• [Job]:
In the records below, find each line with the word "caption" and copy it.

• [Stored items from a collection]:
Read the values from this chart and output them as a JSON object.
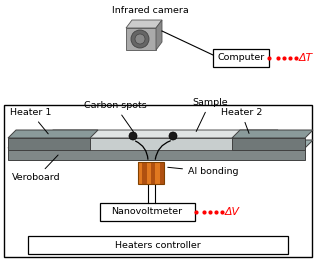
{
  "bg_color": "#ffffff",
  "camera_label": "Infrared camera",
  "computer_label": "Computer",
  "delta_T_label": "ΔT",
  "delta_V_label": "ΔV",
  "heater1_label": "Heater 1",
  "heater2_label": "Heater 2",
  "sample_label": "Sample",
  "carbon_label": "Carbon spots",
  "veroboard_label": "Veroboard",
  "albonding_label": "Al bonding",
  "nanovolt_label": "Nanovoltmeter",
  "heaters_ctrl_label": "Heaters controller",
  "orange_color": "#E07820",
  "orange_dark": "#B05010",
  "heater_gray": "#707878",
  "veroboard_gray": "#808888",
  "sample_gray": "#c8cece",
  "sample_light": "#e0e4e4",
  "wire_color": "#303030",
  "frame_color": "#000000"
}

...

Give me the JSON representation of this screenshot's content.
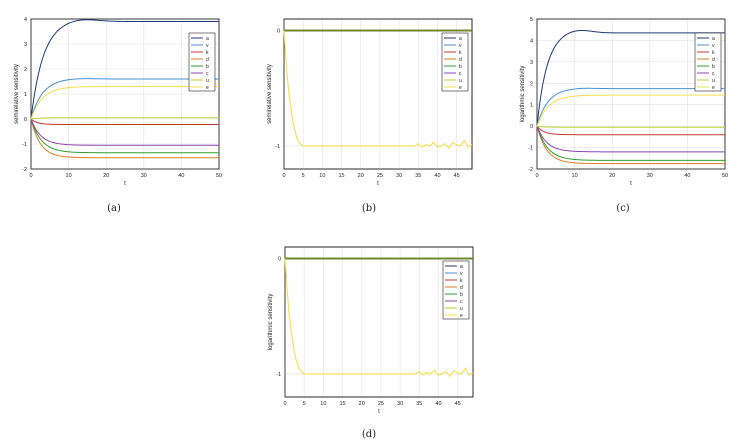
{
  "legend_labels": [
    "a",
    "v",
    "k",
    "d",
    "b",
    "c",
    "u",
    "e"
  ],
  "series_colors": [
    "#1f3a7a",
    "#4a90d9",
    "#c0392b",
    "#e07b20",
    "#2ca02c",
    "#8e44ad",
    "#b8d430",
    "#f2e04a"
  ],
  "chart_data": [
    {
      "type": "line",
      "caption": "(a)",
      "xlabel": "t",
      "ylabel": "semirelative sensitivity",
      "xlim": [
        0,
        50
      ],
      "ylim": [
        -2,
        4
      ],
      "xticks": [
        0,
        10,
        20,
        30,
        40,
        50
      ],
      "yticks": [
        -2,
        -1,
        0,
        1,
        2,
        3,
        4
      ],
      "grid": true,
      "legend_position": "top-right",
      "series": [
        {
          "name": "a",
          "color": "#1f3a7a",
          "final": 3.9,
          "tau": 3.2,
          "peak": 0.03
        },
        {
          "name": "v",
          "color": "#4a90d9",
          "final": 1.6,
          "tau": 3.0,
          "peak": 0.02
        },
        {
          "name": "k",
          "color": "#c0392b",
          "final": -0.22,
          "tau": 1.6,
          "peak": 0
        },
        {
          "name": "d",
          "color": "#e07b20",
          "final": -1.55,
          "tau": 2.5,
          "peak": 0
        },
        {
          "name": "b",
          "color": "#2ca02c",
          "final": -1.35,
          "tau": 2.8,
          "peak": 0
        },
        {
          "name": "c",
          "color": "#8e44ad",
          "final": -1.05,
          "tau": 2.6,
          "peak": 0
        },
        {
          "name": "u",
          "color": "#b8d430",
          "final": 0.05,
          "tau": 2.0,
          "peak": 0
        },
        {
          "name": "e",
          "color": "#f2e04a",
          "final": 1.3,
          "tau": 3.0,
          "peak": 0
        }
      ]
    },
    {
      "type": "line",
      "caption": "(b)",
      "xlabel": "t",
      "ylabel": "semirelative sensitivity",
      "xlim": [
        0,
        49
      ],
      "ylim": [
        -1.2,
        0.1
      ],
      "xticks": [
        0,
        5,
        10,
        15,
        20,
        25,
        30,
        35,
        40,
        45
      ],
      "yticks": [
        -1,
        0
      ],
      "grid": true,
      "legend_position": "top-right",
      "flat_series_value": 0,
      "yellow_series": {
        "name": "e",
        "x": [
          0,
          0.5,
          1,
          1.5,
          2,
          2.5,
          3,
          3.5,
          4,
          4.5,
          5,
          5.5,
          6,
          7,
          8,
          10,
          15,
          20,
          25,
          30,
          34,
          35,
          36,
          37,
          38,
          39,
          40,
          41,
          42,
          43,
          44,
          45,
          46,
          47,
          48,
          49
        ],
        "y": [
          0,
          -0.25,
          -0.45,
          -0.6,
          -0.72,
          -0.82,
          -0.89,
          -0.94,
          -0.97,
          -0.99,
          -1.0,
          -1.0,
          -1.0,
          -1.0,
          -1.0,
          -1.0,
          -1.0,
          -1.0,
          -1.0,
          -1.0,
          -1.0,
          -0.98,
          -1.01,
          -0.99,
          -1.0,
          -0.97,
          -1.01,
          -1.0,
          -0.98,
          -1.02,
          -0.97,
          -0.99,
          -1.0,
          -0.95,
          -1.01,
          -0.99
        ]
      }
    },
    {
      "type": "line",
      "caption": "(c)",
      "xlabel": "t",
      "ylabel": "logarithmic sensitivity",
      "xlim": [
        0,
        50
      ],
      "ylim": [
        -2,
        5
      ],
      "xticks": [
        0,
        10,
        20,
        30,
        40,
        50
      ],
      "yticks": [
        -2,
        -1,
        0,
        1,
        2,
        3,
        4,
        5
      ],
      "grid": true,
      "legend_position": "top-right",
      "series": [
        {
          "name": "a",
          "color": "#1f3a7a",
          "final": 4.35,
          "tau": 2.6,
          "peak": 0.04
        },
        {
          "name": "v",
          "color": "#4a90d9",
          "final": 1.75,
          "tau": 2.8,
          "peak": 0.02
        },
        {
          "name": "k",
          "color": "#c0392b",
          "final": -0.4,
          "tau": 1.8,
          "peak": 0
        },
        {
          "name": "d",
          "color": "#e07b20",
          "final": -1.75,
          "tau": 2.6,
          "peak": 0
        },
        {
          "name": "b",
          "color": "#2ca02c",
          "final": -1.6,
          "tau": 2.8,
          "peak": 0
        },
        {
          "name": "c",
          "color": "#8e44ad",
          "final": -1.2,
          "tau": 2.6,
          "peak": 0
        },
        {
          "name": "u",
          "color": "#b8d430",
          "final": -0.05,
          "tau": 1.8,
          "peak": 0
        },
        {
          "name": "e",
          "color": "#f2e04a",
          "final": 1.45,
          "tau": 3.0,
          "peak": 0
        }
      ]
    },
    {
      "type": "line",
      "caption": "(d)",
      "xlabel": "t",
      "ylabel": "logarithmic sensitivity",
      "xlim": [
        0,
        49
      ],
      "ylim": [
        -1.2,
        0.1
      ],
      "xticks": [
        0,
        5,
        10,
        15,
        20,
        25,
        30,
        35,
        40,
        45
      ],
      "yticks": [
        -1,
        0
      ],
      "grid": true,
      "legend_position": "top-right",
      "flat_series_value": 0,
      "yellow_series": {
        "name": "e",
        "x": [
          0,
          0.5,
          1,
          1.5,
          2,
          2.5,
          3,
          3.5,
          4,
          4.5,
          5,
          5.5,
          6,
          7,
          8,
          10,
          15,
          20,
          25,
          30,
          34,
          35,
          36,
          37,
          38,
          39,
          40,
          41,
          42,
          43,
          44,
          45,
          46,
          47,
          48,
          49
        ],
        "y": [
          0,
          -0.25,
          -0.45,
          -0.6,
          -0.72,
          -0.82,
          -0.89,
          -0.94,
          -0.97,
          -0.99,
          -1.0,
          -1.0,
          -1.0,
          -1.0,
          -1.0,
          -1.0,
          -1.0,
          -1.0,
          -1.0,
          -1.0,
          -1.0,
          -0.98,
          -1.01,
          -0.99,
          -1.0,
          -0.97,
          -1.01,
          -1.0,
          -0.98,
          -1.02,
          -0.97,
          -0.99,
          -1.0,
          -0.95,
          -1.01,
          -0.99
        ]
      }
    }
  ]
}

• [Answer to this task]:
      "caption": "(a)",
      "caption": "(b)",
      "caption": "(c)",
      "caption": "(d)",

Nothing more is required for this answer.